Raw records
⁂

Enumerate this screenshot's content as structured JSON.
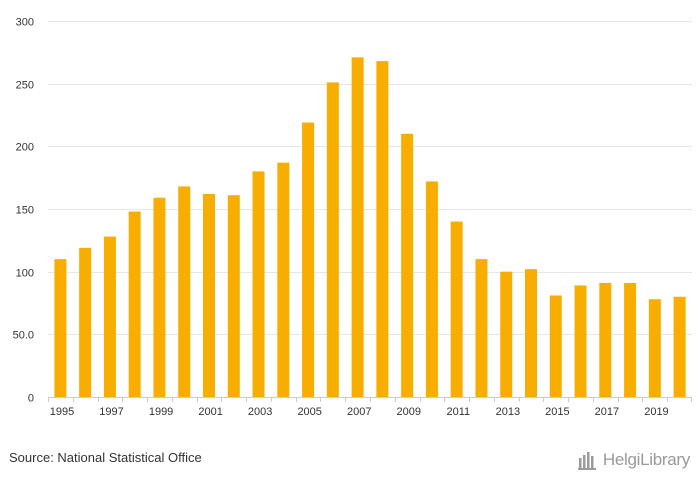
{
  "chart_data": {
    "type": "bar",
    "title": "",
    "xlabel": "",
    "ylabel": "",
    "ylim": [
      0,
      300
    ],
    "y_ticks": [
      {
        "value": 0,
        "label": "0"
      },
      {
        "value": 50,
        "label": "50.0"
      },
      {
        "value": 100,
        "label": "100"
      },
      {
        "value": 150,
        "label": "150"
      },
      {
        "value": 200,
        "label": "200"
      },
      {
        "value": 250,
        "label": "250"
      },
      {
        "value": 300,
        "label": "300"
      }
    ],
    "grid": true,
    "legend": "none",
    "bar_color": "#F7AE00",
    "categories": [
      "1995",
      "1996",
      "1997",
      "1998",
      "1999",
      "2000",
      "2001",
      "2002",
      "2003",
      "2004",
      "2005",
      "2006",
      "2007",
      "2008",
      "2009",
      "2010",
      "2011",
      "2012",
      "2013",
      "2014",
      "2015",
      "2016",
      "2017",
      "2018",
      "2019",
      "2020"
    ],
    "x_tick_labels": [
      "1995",
      "1997",
      "1999",
      "2001",
      "2003",
      "2005",
      "2007",
      "2009",
      "2011",
      "2013",
      "2015",
      "2017",
      "2019"
    ],
    "values": [
      110,
      119,
      128,
      148,
      159,
      168,
      162,
      161,
      180,
      187,
      219,
      251,
      271,
      268,
      210,
      172,
      140,
      110,
      100,
      102,
      81,
      89,
      91,
      91,
      78,
      80
    ]
  },
  "footer": {
    "source": "Source: National Statistical Office",
    "brand": "HelgiLibrary"
  },
  "colors": {
    "grid": "#E6E6E6",
    "axis": "#CCCCCC",
    "brand": "#9A9A9A"
  }
}
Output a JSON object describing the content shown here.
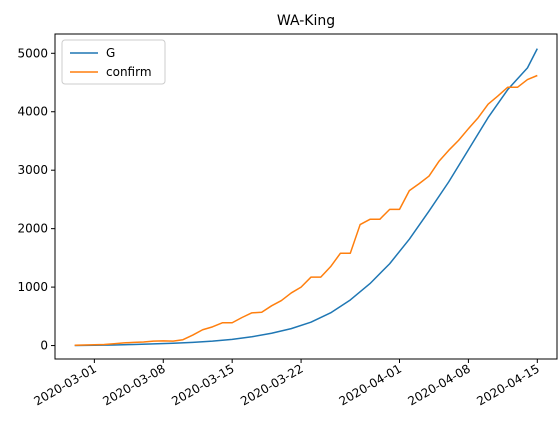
{
  "chart_data": {
    "type": "line",
    "title": "WA-King",
    "xlabel": "",
    "ylabel": "",
    "x_axis_type": "date",
    "xlim": [
      "2020-02-26",
      "2020-04-17"
    ],
    "ylim": [
      -230,
      5330
    ],
    "x_ticks": [
      "2020-03-01",
      "2020-03-08",
      "2020-03-15",
      "2020-03-22",
      "2020-04-01",
      "2020-04-08",
      "2020-04-15"
    ],
    "y_ticks": [
      0,
      1000,
      2000,
      3000,
      4000,
      5000
    ],
    "legend_position": "top-left",
    "grid": false,
    "series": [
      {
        "name": "G",
        "color": "#1f77b4",
        "x": [
          "2020-02-28",
          "2020-03-01",
          "2020-03-03",
          "2020-03-05",
          "2020-03-07",
          "2020-03-09",
          "2020-03-11",
          "2020-03-13",
          "2020-03-15",
          "2020-03-17",
          "2020-03-19",
          "2020-03-21",
          "2020-03-23",
          "2020-03-25",
          "2020-03-27",
          "2020-03-29",
          "2020-03-31",
          "2020-04-02",
          "2020-04-04",
          "2020-04-06",
          "2020-04-08",
          "2020-04-10",
          "2020-04-12",
          "2020-04-14",
          "2020-04-15"
        ],
        "y": [
          2,
          5,
          10,
          18,
          28,
          40,
          55,
          75,
          105,
          150,
          210,
          290,
          400,
          560,
          780,
          1060,
          1400,
          1820,
          2300,
          2800,
          3350,
          3900,
          4380,
          4750,
          5080
        ]
      },
      {
        "name": "confirm",
        "color": "#ff7f0e",
        "x": [
          "2020-02-28",
          "2020-02-29",
          "2020-03-01",
          "2020-03-02",
          "2020-03-03",
          "2020-03-04",
          "2020-03-05",
          "2020-03-06",
          "2020-03-07",
          "2020-03-08",
          "2020-03-09",
          "2020-03-10",
          "2020-03-11",
          "2020-03-12",
          "2020-03-13",
          "2020-03-14",
          "2020-03-15",
          "2020-03-16",
          "2020-03-17",
          "2020-03-18",
          "2020-03-19",
          "2020-03-20",
          "2020-03-21",
          "2020-03-22",
          "2020-03-23",
          "2020-03-24",
          "2020-03-25",
          "2020-03-26",
          "2020-03-27",
          "2020-03-28",
          "2020-03-29",
          "2020-03-30",
          "2020-03-31",
          "2020-04-01",
          "2020-04-02",
          "2020-04-03",
          "2020-04-04",
          "2020-04-05",
          "2020-04-06",
          "2020-04-07",
          "2020-04-08",
          "2020-04-09",
          "2020-04-10",
          "2020-04-11",
          "2020-04-12",
          "2020-04-13",
          "2020-04-14",
          "2020-04-15"
        ],
        "y": [
          5,
          10,
          14,
          18,
          30,
          45,
          55,
          60,
          75,
          80,
          75,
          100,
          180,
          270,
          320,
          390,
          390,
          480,
          560,
          570,
          680,
          770,
          900,
          1000,
          1170,
          1170,
          1350,
          1580,
          1580,
          2070,
          2160,
          2160,
          2330,
          2330,
          2650,
          2770,
          2900,
          3150,
          3340,
          3510,
          3710,
          3900,
          4130,
          4270,
          4420,
          4420,
          4550,
          4620
        ]
      }
    ]
  }
}
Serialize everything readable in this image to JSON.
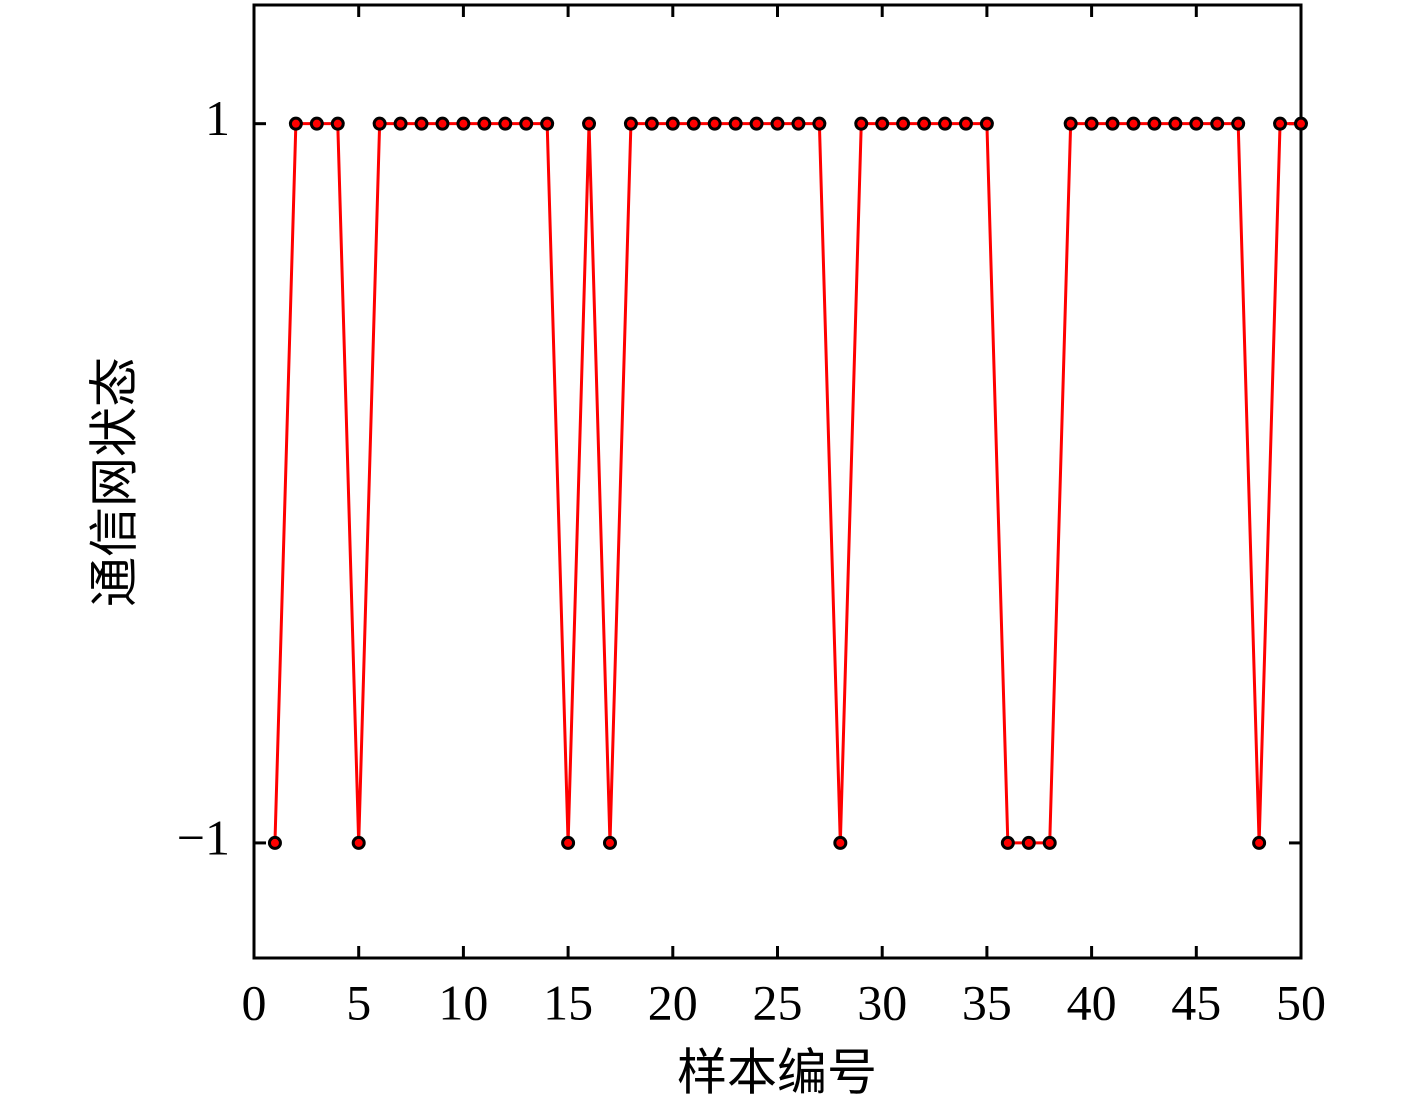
{
  "chart_data": {
    "type": "line",
    "xlabel": "样本编号",
    "ylabel": "通信网状态",
    "x": [
      1,
      2,
      3,
      4,
      5,
      6,
      7,
      8,
      9,
      10,
      11,
      12,
      13,
      14,
      15,
      16,
      17,
      18,
      19,
      20,
      21,
      22,
      23,
      24,
      25,
      26,
      27,
      28,
      29,
      30,
      31,
      32,
      33,
      34,
      35,
      36,
      37,
      38,
      39,
      40,
      41,
      42,
      43,
      44,
      45,
      46,
      47,
      48,
      49,
      50
    ],
    "series": [
      {
        "color": "#ff0000",
        "marker_color": "#000000",
        "values": [
          -1,
          1,
          1,
          1,
          -1,
          1,
          1,
          1,
          1,
          1,
          1,
          1,
          1,
          1,
          -1,
          1,
          -1,
          1,
          1,
          1,
          1,
          1,
          1,
          1,
          1,
          1,
          1,
          -1,
          1,
          1,
          1,
          1,
          1,
          1,
          1,
          -1,
          -1,
          -1,
          1,
          1,
          1,
          1,
          1,
          1,
          1,
          1,
          1,
          -1,
          1,
          1
        ]
      }
    ],
    "xlim": [
      0,
      50
    ],
    "xticks": [
      0,
      5,
      10,
      15,
      20,
      25,
      30,
      35,
      40,
      45,
      50
    ],
    "ylim": [
      -1.32,
      1.33
    ],
    "yticks": [
      {
        "value": -1,
        "label": "−1"
      },
      1
    ]
  }
}
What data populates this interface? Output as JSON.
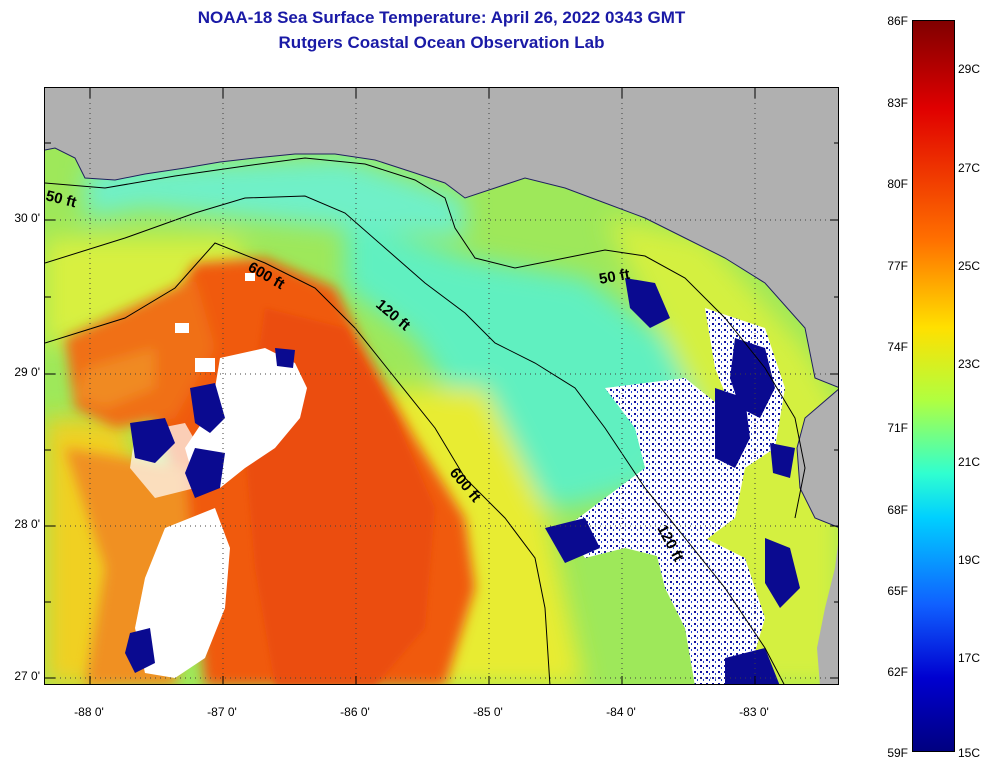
{
  "title_line1": "NOAA-18 Sea Surface Temperature:  April 26, 2022 0343 GMT",
  "title_line2": "Rutgers Coastal Ocean Observation Lab",
  "latitude_labels": [
    "30 0'",
    "29 0'",
    "28 0'",
    "27 0'"
  ],
  "longitude_labels": [
    "-88 0'",
    "-87 0'",
    "-86 0'",
    "-85 0'",
    "-84 0'",
    "-83 0'"
  ],
  "depth_contours": {
    "c50_west": "50 ft",
    "c50_east": "50 ft",
    "c120_mid": "120 ft",
    "c120_south": "120 ft",
    "c600_north": "600 ft",
    "c600_south": "600 ft"
  },
  "colorbar": {
    "fahrenheit_labels": [
      "86F",
      "83F",
      "80F",
      "77F",
      "74F",
      "71F",
      "68F",
      "65F",
      "62F",
      "59F"
    ],
    "celsius_labels": [
      "29C",
      "27C",
      "25C",
      "23C",
      "21C",
      "19C",
      "17C",
      "15C"
    ],
    "min_f": 59,
    "max_f": 86
  },
  "colors": {
    "land": "#b0b0b0",
    "cloud": "#ffffff",
    "title": "#1a1aa6",
    "warm": "#f05a10",
    "mid": "#e8e820",
    "cool": "#40e0b8",
    "cold": "#00008c"
  }
}
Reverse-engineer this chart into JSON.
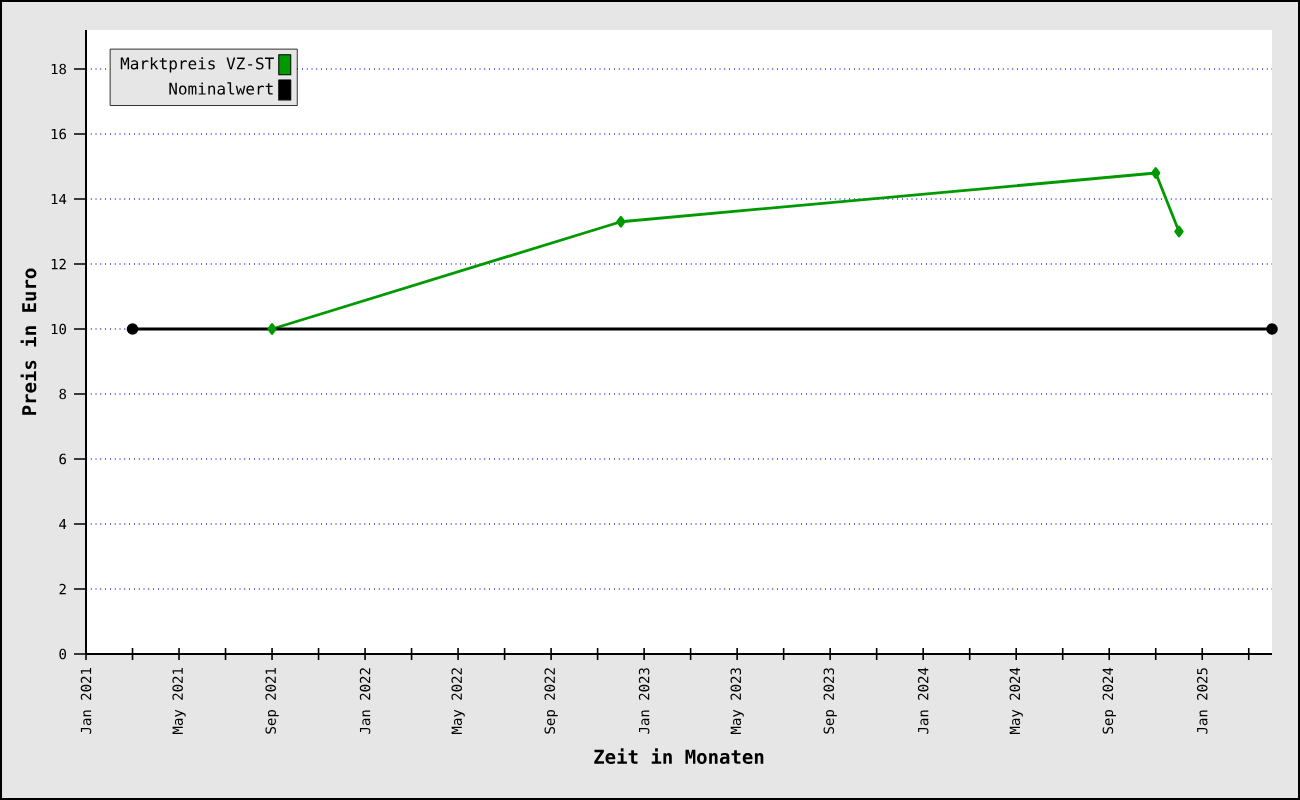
{
  "chart_data": {
    "type": "line",
    "xlabel": "Zeit in Monaten",
    "ylabel": "Preis in Euro",
    "series": [
      {
        "name": "Marktpreis VZ-ST",
        "color": "#009900",
        "marker": "diamond",
        "x": [
          "2021-09",
          "2022-12",
          "2024-11",
          "2024-12"
        ],
        "values": [
          10,
          13.3,
          14.8,
          13.0
        ]
      },
      {
        "name": "Nominalwert",
        "color": "#000000",
        "marker": "circle",
        "x": [
          "2021-03",
          "2025-04"
        ],
        "values": [
          10,
          10
        ]
      }
    ],
    "xlim": [
      "2021-01",
      "2025-04"
    ],
    "xticks": [
      {
        "value": "2021-01",
        "label": "Jan 2021"
      },
      {
        "value": "2021-03",
        "label": null
      },
      {
        "value": "2021-05",
        "label": "May 2021"
      },
      {
        "value": "2021-07",
        "label": null
      },
      {
        "value": "2021-09",
        "label": "Sep 2021"
      },
      {
        "value": "2021-11",
        "label": null
      },
      {
        "value": "2022-01",
        "label": "Jan 2022"
      },
      {
        "value": "2022-03",
        "label": null
      },
      {
        "value": "2022-05",
        "label": "May 2022"
      },
      {
        "value": "2022-07",
        "label": null
      },
      {
        "value": "2022-09",
        "label": "Sep 2022"
      },
      {
        "value": "2022-11",
        "label": null
      },
      {
        "value": "2023-01",
        "label": "Jan 2023"
      },
      {
        "value": "2023-03",
        "label": null
      },
      {
        "value": "2023-05",
        "label": "May 2023"
      },
      {
        "value": "2023-07",
        "label": null
      },
      {
        "value": "2023-09",
        "label": "Sep 2023"
      },
      {
        "value": "2023-11",
        "label": null
      },
      {
        "value": "2024-01",
        "label": "Jan 2024"
      },
      {
        "value": "2024-03",
        "label": null
      },
      {
        "value": "2024-05",
        "label": "May 2024"
      },
      {
        "value": "2024-07",
        "label": null
      },
      {
        "value": "2024-09",
        "label": "Sep 2024"
      },
      {
        "value": "2024-11",
        "label": null
      },
      {
        "value": "2025-01",
        "label": "Jan 2025"
      },
      {
        "value": "2025-03",
        "label": null
      }
    ],
    "ylim": [
      0,
      19.2
    ],
    "yticks": [
      0,
      2,
      4,
      6,
      8,
      10,
      12,
      14,
      16,
      18
    ],
    "grid": "y",
    "legend": "top left",
    "line_style": "solid"
  }
}
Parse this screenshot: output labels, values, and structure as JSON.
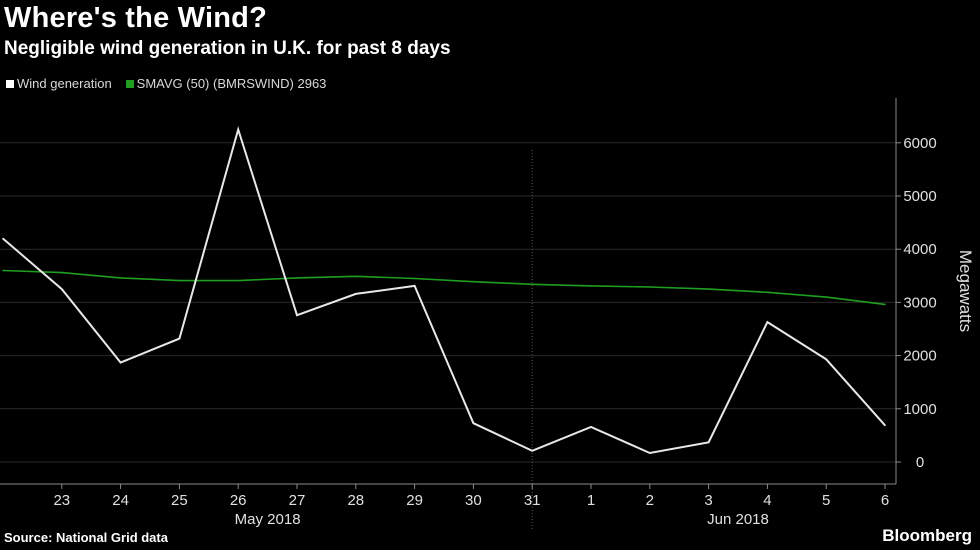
{
  "title": "Where's the Wind?",
  "subtitle": "Negligible wind generation in U.K. for past 8 days",
  "legend": {
    "items": [
      {
        "label": "Wind generation",
        "color": "#ffffff"
      },
      {
        "label": "SMAVG (50) (BMRSWIND) 2963",
        "color": "#1f9e1f"
      }
    ]
  },
  "footer": {
    "source": "Source: National Grid data",
    "brand": "Bloomberg"
  },
  "chart_data": {
    "type": "line",
    "ylabel": "Megawatts",
    "ylim": [
      -400,
      6800
    ],
    "yticks": [
      0,
      1000,
      2000,
      3000,
      4000,
      5000,
      6000
    ],
    "ytick_labels": [
      "0",
      "1000",
      "2000",
      "3000",
      "4000",
      "5000",
      "6000"
    ],
    "x": [
      "2018-05-22",
      "2018-05-23",
      "2018-05-24",
      "2018-05-25",
      "2018-05-26",
      "2018-05-27",
      "2018-05-28",
      "2018-05-29",
      "2018-05-30",
      "2018-05-31",
      "2018-06-01",
      "2018-06-02",
      "2018-06-03",
      "2018-06-04",
      "2018-06-05",
      "2018-06-06"
    ],
    "xtick_labels": [
      "23",
      "24",
      "25",
      "26",
      "27",
      "28",
      "29",
      "30",
      "31",
      "1",
      "2",
      "3",
      "4",
      "5",
      "6"
    ],
    "month_labels": [
      {
        "label": "May 2018",
        "center": "2018-05-26.5"
      },
      {
        "label": "Jun 2018",
        "center": "2018-06-03.5"
      }
    ],
    "month_divider": "2018-05-31",
    "grid": true,
    "legend_position": "top-left",
    "series": [
      {
        "name": "Wind generation",
        "color": "#e8e8e8",
        "values": [
          4200,
          3250,
          1870,
          2320,
          6250,
          2760,
          3160,
          3310,
          730,
          210,
          660,
          170,
          370,
          2630,
          1930,
          690
        ]
      },
      {
        "name": "SMAVG (50) (BMRSWIND) 2963",
        "color": "#1f9e1f",
        "values": [
          3600,
          3560,
          3460,
          3410,
          3410,
          3460,
          3490,
          3450,
          3390,
          3340,
          3310,
          3290,
          3250,
          3190,
          3100,
          2963
        ]
      }
    ]
  }
}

⁂

Select the lines from the entries that include the word "source".

ANSWER TO THE EXERCISE:
    "source": "Source: National Statistical Office",
    "source": "Source: National Grid data",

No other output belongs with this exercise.